>> start Records supplied
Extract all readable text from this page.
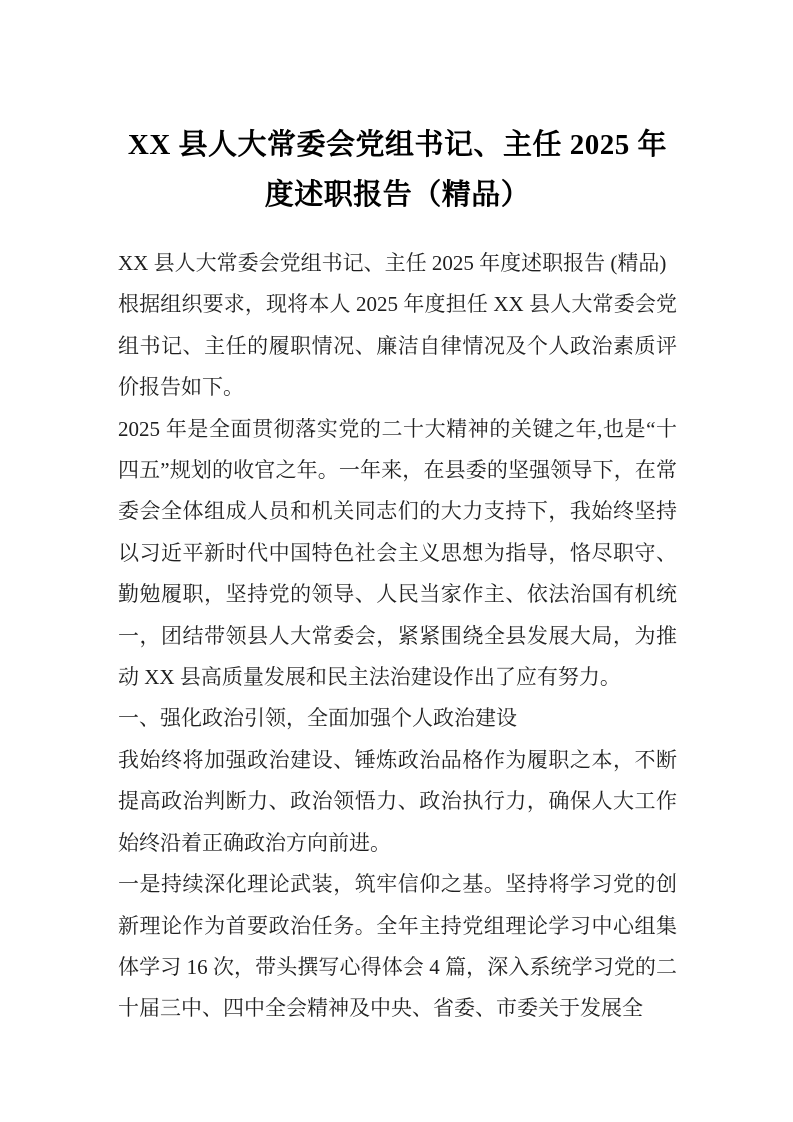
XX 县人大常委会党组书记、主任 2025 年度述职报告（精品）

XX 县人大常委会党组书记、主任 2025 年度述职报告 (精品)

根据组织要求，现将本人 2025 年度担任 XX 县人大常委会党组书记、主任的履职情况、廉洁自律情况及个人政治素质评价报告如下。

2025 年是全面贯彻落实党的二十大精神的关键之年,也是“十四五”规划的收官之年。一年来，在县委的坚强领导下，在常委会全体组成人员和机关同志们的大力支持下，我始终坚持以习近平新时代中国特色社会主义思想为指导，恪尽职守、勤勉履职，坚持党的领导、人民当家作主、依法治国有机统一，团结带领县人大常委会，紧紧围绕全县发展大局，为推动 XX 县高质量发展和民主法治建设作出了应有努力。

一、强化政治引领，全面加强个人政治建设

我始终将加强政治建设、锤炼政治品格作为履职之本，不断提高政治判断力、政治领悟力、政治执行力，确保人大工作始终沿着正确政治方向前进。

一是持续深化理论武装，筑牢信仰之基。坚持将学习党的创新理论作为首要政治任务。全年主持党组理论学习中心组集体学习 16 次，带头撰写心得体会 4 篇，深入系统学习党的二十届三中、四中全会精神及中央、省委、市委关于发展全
>> end Records supplied
**Objective**:
Look over the listing above. Pick out and copy every line that includes "年度述职报告".

**Written answer**:
XX 县人大常委会党组书记、主任 2025 年度述职报告（精品）
XX 县人大常委会党组书记、主任 2025 年度述职报告 (精品)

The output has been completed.